[Tekst źródłowy]:
========

Artykuły

Rewolucyjny upadek mediów
rondel 02.08.2009 23:41 5315 czytelników 0 komentarzy
2

Football Manager należy do dość specyficznego gatunku gier komputerowych. Produkcje sportowe charakteryzuje bowiem bardzo mała ilość czasu pomiędzy premierami kolejnych części. Oczywiście niełatwo jest co roku przygotowywać coś, co zachwyci graczy, często więc kończy się to tak, że mają oni do twórców pretensje o brak rozwijania tytułu. Za przykład takiego stanu rzeczy można przytoczyć chociażby serię FIFA, która przez pewien, dość długi okres stała niejako w miejscu i jej kolejne odsłony delikatnie mówiąc nie zachwycały ogromem nowych opcji. FM jednak wychodzi nieco poza wyznaczone ramy, ponieważ trudno wskazać funkcje, które na przełomie 5 ostatnich wersji nie przeszły wielkiej odmiany. Można by tu teoretycznie wskazać tryb 2D, który bez większych zmian trwa od CM4, ale tak naprawdę w nim samym niewiele można zrewolucjonizować, a teraz został on i tak niejako wyparty przez widok trójwymiarowy. System treningowy oraz sam interfejs graficzny gry, które pięć wersji temu debiutowały w swojej nowej formie, także nie mogą zostać zaliczone do tej grupy, gdyż w międzyczasie przeszły one niemałe zmiany, a obecny stan tych funkcji zupełnie nie przypomina tego sprzed kilku lat. Część opcji z tamtego okresu nie dostało nawet możliwości przeżycia swojej metamorfozy i w najzwyklejszy sposób wyginęły - mowa tu chociażby o nagraniach przysyłanych przez agentów piłkarzy. Tak więc z tych głównych funkcji niezmienione w sposób diametralny ostały się tylko trzy: asystent, który przy każdej wersji dostawał coraz większe uprawnienia, taktyka, która także była zmieniana tylko pod kątem dodawania nowych możliwości oraz rzecz, której został poświęcony mój dzisiejszy tekst, a mianowicie media.

Media publiczne i prywatne pod wszelkimi postaciami odgrywają bardzo ważną rolę w codziennym życiu publicznym w każdym państwie na świecie. Także i w środowisku piłkarskim są one nieodzownym elementem normalnego funkcjonowania. To dzięki nim mamy możliwość śledzenia spotkań naszych ulubionych klubów, dzięki nim jesteśmy w stanie zdobyć informacje na każdy związany z futbolem temat, czy w końcu to one stoją na czele wszelkich spekulacji transferowych i tym podobnych spraw, które ukazują piłkarską codzienność. Nawet z tego krótkiego przedstawienia różnych rodzajów oddziaływania mediów widać, jak wielka jest ich rola w świecie sportu, trudno byłoby sobie więc wyobrazić brak odwzorowania tej roli w Football Managerze. Niemniej jednak jest to zadanie bardzo trudne, ponieważ nie sposób w pełni przenieść atmosferę, jaką one wywołują, do - jakby nie było - programu komputerowego. Mimo tych wszystkich przeciwności losu twórcy rok po roku starają się wciągnąć nas jeszcze bardziej w świat informacyjny, rozbudowując swoje dzieło o kolejne możliwości. W tym właśnie momencie należy się zatrzymać i zastanowić, co w przeciągu pięciu długich lat stało się z grą biorąc pod uwagę ten element. Nie będę owijał w bawełnę i już na wstępie powiem wprost, że według mnie z czasem Football Manager stracił pod tym względem swoją magię i dziś wszelkie wypowiedzi do prasy stały się dla mnie utrapieniem. Żeby w pełni zrozumieć moją drastyczną ocenę, trzeba przyjrzeć się całemu procesowi ewolucji mediów w FM-ie na przestrzeni wszystkich jego wersji.

========

[Udostępniony materiał]:

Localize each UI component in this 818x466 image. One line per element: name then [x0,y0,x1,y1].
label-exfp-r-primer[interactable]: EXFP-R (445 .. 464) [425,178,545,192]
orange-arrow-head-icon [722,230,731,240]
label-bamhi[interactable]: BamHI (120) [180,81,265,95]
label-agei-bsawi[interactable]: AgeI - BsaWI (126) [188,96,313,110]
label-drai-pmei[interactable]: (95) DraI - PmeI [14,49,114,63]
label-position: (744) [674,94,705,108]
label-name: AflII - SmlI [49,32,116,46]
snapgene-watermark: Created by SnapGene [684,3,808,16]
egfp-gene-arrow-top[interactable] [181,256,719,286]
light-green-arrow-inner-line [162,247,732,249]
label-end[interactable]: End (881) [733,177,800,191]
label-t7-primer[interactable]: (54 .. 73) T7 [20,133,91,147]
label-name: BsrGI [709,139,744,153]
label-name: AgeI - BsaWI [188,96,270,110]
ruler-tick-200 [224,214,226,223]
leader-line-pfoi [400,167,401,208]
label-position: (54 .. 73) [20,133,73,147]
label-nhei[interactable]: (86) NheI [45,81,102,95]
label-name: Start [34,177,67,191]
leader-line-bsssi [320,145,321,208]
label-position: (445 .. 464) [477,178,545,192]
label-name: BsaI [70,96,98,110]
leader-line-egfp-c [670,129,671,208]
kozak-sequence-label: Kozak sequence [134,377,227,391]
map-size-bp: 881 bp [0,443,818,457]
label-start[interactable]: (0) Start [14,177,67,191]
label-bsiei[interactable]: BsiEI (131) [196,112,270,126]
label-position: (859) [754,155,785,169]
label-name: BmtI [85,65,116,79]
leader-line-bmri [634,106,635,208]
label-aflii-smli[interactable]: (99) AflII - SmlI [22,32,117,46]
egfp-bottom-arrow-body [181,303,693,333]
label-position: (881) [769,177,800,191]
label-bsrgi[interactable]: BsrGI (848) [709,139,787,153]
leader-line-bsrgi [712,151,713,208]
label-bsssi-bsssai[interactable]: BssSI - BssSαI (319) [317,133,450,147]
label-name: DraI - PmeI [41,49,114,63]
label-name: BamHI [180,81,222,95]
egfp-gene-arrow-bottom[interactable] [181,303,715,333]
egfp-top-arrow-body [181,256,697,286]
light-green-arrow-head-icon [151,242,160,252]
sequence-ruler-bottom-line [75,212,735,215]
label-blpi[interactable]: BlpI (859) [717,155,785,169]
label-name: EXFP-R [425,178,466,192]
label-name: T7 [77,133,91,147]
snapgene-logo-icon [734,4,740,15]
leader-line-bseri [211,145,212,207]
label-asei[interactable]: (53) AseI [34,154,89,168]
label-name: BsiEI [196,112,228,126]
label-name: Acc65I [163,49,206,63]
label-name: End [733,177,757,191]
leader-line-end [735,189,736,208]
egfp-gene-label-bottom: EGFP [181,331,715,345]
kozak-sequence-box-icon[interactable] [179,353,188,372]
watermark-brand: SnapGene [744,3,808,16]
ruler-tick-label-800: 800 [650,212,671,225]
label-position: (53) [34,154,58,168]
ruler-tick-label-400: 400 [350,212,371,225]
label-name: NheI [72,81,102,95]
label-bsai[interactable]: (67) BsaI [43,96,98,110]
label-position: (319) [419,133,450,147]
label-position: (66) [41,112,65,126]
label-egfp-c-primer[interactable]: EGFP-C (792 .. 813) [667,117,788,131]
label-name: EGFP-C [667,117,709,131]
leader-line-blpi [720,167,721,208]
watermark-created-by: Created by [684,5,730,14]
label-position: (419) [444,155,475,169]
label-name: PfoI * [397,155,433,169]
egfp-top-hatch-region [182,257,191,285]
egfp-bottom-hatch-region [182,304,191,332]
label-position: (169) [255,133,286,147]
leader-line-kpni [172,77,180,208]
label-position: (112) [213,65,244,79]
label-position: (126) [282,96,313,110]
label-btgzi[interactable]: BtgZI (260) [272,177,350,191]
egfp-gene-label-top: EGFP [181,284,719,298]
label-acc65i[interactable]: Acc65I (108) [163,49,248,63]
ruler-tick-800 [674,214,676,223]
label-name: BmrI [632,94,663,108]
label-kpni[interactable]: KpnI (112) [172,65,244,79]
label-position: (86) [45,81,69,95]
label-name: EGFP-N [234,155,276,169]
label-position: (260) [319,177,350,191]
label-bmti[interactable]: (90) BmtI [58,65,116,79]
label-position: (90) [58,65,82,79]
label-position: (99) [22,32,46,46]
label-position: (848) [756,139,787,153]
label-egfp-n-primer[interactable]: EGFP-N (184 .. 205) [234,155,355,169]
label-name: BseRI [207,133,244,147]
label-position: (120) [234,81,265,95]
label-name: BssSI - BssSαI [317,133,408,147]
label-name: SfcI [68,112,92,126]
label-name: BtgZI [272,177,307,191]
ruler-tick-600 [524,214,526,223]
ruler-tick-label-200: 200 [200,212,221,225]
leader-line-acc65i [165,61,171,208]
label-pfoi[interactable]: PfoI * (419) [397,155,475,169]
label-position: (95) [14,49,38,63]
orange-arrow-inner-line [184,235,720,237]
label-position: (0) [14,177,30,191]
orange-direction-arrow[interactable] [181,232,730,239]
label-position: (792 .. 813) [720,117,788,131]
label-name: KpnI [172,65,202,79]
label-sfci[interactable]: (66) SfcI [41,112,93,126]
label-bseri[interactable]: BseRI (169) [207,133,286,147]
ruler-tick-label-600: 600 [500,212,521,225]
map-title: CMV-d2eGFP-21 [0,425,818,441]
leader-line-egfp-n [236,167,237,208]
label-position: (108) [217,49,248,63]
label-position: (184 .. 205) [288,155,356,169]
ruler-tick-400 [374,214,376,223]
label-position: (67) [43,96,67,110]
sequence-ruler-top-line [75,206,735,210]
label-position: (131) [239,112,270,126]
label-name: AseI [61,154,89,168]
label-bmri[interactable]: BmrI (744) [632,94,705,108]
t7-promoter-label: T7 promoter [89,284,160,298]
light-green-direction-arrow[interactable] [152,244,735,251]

========

[Polecenie]:
Proszę wymienić wszystkie główne funkcje gry, które według tekstu źródłowego o mediach w Football Managerze nie uległy diametralnej zmianie w ostatnich wersjach.

[Rozwiązanie]:
- asystent
- taktyka
- media